#### Exercise
Copy the data that follows, character for character, minus the pictures.

━━━━━━

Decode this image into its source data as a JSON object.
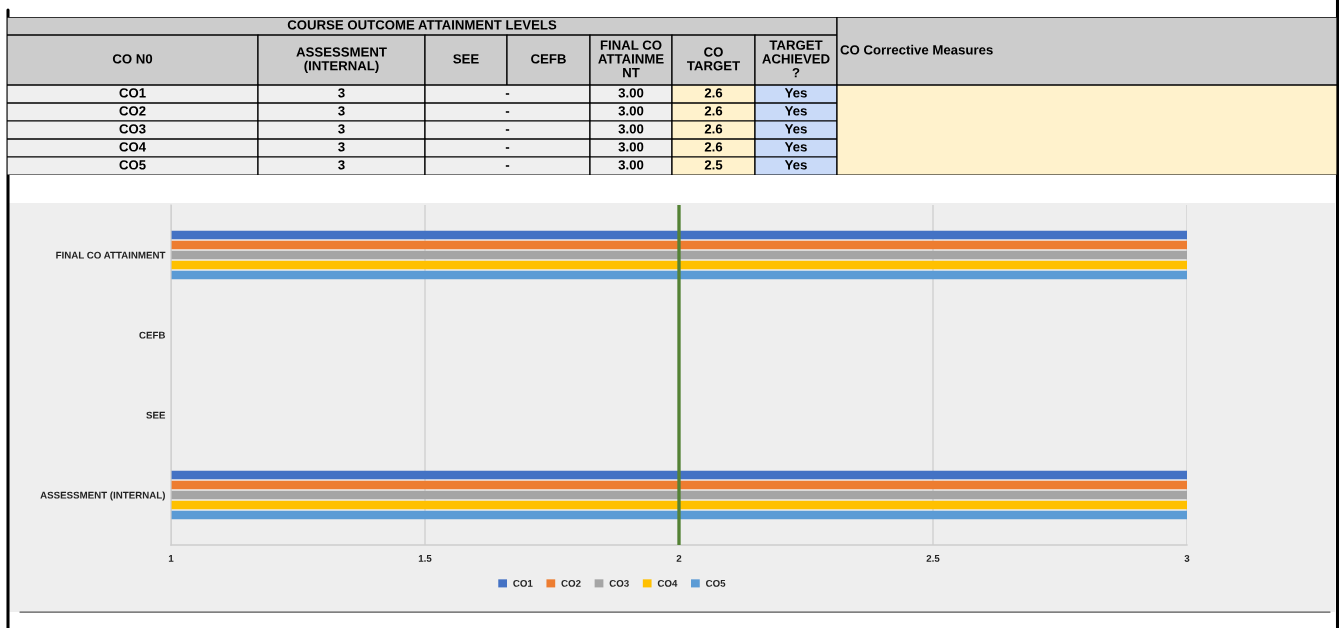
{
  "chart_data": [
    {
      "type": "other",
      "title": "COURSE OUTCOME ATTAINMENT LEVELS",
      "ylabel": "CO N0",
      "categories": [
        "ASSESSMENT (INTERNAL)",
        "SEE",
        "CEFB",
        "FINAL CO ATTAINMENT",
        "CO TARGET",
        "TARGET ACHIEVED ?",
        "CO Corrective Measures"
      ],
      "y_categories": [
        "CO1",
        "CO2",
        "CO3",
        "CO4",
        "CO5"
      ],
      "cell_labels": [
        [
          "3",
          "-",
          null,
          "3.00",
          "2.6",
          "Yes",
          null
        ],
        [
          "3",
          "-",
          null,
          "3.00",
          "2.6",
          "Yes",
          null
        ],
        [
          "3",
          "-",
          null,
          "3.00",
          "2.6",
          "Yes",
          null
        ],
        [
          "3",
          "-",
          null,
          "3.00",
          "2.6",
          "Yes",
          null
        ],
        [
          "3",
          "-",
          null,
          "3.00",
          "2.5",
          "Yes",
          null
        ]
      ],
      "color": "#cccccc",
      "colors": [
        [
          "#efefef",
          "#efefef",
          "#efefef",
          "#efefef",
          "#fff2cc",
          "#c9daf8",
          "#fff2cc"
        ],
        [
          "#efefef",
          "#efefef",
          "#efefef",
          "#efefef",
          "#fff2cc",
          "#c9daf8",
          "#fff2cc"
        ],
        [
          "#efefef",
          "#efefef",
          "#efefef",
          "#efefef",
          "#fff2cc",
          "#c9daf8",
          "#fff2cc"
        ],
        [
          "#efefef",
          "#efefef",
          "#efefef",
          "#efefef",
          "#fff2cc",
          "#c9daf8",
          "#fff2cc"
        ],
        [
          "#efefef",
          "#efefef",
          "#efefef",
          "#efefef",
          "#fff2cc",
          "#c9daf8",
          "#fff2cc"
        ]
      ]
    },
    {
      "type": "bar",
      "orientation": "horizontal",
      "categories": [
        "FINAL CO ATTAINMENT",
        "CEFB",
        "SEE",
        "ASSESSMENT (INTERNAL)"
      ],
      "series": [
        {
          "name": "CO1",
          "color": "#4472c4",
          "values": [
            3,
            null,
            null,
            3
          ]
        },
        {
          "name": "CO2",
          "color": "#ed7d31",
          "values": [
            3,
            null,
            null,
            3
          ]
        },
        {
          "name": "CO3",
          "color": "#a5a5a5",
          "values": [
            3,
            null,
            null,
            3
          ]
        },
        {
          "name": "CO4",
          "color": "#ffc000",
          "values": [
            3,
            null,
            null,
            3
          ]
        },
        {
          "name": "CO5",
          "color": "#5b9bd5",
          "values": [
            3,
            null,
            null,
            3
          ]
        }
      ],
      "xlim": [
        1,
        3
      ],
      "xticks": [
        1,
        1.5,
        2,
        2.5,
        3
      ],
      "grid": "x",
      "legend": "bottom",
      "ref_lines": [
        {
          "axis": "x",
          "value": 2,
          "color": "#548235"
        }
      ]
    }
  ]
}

━━━━━━

#### Final result
Decode this image into its source data as a JSON object.
{
  "chart_data": [
    {
      "type": "other",
      "title": "COURSE OUTCOME ATTAINMENT LEVELS",
      "ylabel": "CO N0",
      "categories": [
        "ASSESSMENT (INTERNAL)",
        "SEE",
        "CEFB",
        "FINAL CO ATTAINMENT",
        "CO TARGET",
        "TARGET ACHIEVED ?",
        "CO Corrective Measures"
      ],
      "y_categories": [
        "CO1",
        "CO2",
        "CO3",
        "CO4",
        "CO5"
      ],
      "cell_labels": [
        [
          "3",
          "-",
          null,
          "3.00",
          "2.6",
          "Yes",
          null
        ],
        [
          "3",
          "-",
          null,
          "3.00",
          "2.6",
          "Yes",
          null
        ],
        [
          "3",
          "-",
          null,
          "3.00",
          "2.6",
          "Yes",
          null
        ],
        [
          "3",
          "-",
          null,
          "3.00",
          "2.6",
          "Yes",
          null
        ],
        [
          "3",
          "-",
          null,
          "3.00",
          "2.5",
          "Yes",
          null
        ]
      ],
      "color": "#cccccc",
      "colors": [
        [
          "#efefef",
          "#efefef",
          "#efefef",
          "#efefef",
          "#fff2cc",
          "#c9daf8",
          "#fff2cc"
        ],
        [
          "#efefef",
          "#efefef",
          "#efefef",
          "#efefef",
          "#fff2cc",
          "#c9daf8",
          "#fff2cc"
        ],
        [
          "#efefef",
          "#efefef",
          "#efefef",
          "#efefef",
          "#fff2cc",
          "#c9daf8",
          "#fff2cc"
        ],
        [
          "#efefef",
          "#efefef",
          "#efefef",
          "#efefef",
          "#fff2cc",
          "#c9daf8",
          "#fff2cc"
        ],
        [
          "#efefef",
          "#efefef",
          "#efefef",
          "#efefef",
          "#fff2cc",
          "#c9daf8",
          "#fff2cc"
        ]
      ]
    },
    {
      "type": "bar",
      "orientation": "horizontal",
      "categories": [
        "FINAL CO ATTAINMENT",
        "CEFB",
        "SEE",
        "ASSESSMENT (INTERNAL)"
      ],
      "series": [
        {
          "name": "CO1",
          "color": "#4472c4",
          "values": [
            3,
            null,
            null,
            3
          ]
        },
        {
          "name": "CO2",
          "color": "#ed7d31",
          "values": [
            3,
            null,
            null,
            3
          ]
        },
        {
          "name": "CO3",
          "color": "#a5a5a5",
          "values": [
            3,
            null,
            null,
            3
          ]
        },
        {
          "name": "CO4",
          "color": "#ffc000",
          "values": [
            3,
            null,
            null,
            3
          ]
        },
        {
          "name": "CO5",
          "color": "#5b9bd5",
          "values": [
            3,
            null,
            null,
            3
          ]
        }
      ],
      "xlim": [
        1,
        3
      ],
      "xticks": [
        1,
        1.5,
        2,
        2.5,
        3
      ],
      "grid": "x",
      "legend": "bottom",
      "ref_lines": [
        {
          "axis": "x",
          "value": 2,
          "color": "#548235"
        }
      ]
    }
  ]
}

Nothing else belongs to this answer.